## Set problem
Tally the lines that include "sound". Output the number only.
-- BEGIN Task inputs --
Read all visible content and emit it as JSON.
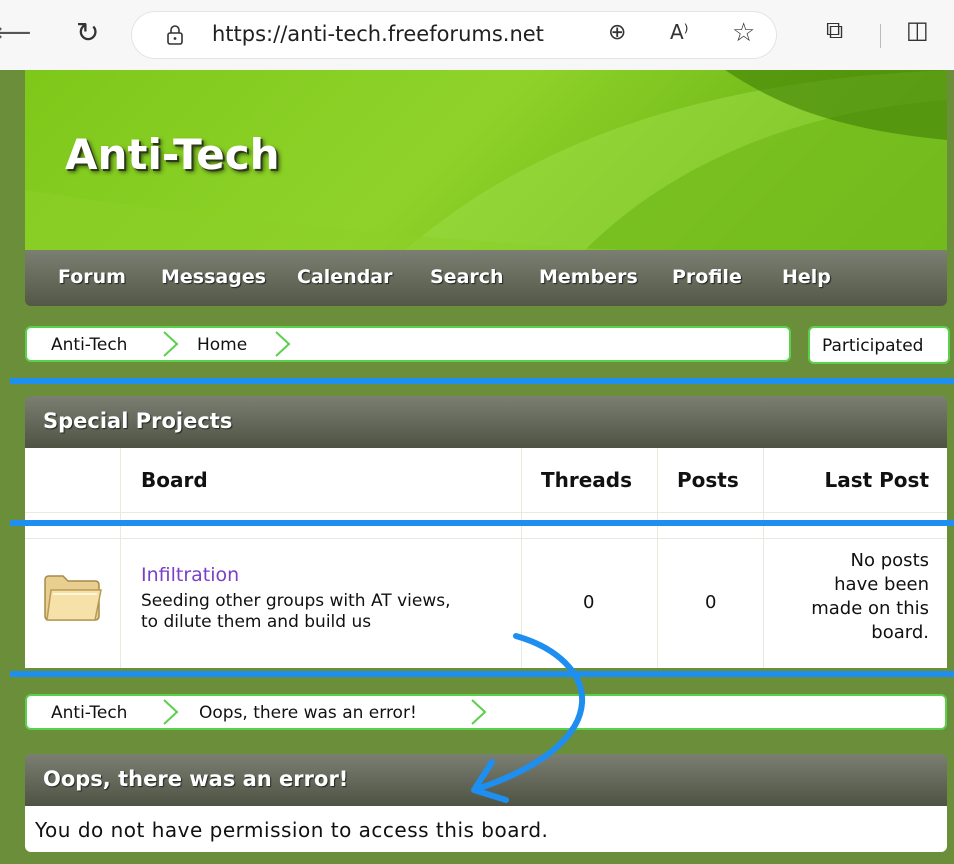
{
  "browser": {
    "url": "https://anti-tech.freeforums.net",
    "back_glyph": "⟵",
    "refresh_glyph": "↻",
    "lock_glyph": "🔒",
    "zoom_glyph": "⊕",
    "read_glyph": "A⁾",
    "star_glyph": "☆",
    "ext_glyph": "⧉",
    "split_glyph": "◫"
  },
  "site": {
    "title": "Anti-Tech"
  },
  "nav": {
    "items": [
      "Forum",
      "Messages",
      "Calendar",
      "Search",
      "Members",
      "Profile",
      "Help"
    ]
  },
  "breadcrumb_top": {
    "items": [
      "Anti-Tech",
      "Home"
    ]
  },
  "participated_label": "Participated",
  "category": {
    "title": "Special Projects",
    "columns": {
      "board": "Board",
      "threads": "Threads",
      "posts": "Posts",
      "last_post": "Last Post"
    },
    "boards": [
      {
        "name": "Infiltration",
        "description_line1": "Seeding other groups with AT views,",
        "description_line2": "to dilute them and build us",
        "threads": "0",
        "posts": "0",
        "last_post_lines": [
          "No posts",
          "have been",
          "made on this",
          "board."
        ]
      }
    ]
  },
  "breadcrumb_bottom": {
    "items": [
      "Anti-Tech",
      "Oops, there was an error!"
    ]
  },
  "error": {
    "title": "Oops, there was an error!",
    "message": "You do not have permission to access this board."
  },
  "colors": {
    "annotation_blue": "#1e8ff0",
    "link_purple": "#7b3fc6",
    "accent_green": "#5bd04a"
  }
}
-- END Task inputs --
-- BEGIN Task inputs --
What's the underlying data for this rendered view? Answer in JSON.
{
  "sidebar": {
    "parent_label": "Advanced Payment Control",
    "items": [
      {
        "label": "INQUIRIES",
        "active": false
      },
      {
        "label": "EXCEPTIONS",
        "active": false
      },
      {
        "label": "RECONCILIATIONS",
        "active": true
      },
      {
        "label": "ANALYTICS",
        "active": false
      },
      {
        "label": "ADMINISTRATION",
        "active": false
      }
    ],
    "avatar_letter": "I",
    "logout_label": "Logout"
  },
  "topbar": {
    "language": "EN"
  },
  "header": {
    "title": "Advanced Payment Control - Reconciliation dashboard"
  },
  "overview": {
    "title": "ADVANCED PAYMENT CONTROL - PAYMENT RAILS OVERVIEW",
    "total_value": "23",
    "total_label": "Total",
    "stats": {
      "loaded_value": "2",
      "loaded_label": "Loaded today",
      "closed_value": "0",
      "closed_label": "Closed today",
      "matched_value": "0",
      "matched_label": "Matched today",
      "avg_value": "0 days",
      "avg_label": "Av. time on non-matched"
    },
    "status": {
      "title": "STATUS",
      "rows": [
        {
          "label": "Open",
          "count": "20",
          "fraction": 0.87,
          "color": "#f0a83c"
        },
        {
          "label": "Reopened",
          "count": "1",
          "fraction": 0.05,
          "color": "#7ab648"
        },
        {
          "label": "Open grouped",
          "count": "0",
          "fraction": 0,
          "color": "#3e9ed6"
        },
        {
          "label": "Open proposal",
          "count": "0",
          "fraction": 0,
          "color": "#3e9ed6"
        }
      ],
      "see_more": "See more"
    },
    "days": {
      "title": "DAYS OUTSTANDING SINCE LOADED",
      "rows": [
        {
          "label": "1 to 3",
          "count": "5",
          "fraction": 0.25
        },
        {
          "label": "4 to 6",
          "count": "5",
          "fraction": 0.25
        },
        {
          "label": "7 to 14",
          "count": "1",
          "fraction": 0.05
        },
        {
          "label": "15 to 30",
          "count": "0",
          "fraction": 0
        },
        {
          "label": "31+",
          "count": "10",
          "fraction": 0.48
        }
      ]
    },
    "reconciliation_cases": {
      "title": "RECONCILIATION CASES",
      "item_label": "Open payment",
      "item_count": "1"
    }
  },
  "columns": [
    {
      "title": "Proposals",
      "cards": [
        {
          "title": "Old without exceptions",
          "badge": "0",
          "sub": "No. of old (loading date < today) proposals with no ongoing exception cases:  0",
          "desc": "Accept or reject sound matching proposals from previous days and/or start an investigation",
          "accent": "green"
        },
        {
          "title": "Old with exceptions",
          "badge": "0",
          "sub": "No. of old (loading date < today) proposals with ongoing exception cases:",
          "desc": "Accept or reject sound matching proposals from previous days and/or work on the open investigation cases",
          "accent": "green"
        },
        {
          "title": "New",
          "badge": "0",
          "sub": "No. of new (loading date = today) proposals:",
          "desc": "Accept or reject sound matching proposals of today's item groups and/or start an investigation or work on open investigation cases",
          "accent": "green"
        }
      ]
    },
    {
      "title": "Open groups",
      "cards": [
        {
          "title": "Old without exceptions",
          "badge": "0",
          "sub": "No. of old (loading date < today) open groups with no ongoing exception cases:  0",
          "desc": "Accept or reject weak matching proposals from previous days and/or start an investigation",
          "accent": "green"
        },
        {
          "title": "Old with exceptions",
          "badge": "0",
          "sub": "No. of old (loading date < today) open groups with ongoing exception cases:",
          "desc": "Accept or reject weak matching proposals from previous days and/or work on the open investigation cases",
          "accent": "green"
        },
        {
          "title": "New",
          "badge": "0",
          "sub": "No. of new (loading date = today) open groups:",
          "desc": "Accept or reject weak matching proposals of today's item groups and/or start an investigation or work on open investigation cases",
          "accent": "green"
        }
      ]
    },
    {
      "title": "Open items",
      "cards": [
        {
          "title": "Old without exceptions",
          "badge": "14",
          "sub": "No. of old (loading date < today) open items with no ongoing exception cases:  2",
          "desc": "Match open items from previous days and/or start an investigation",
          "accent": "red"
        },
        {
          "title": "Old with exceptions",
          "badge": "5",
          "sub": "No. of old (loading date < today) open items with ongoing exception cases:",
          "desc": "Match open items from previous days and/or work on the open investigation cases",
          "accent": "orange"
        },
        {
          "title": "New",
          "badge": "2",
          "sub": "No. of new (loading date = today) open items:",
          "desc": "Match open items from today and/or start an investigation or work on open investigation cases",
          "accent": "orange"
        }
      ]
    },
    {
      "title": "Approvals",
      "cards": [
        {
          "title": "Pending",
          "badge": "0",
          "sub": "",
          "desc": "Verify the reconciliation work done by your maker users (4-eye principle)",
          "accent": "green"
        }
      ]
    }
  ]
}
-- END Task inputs --
## The result
3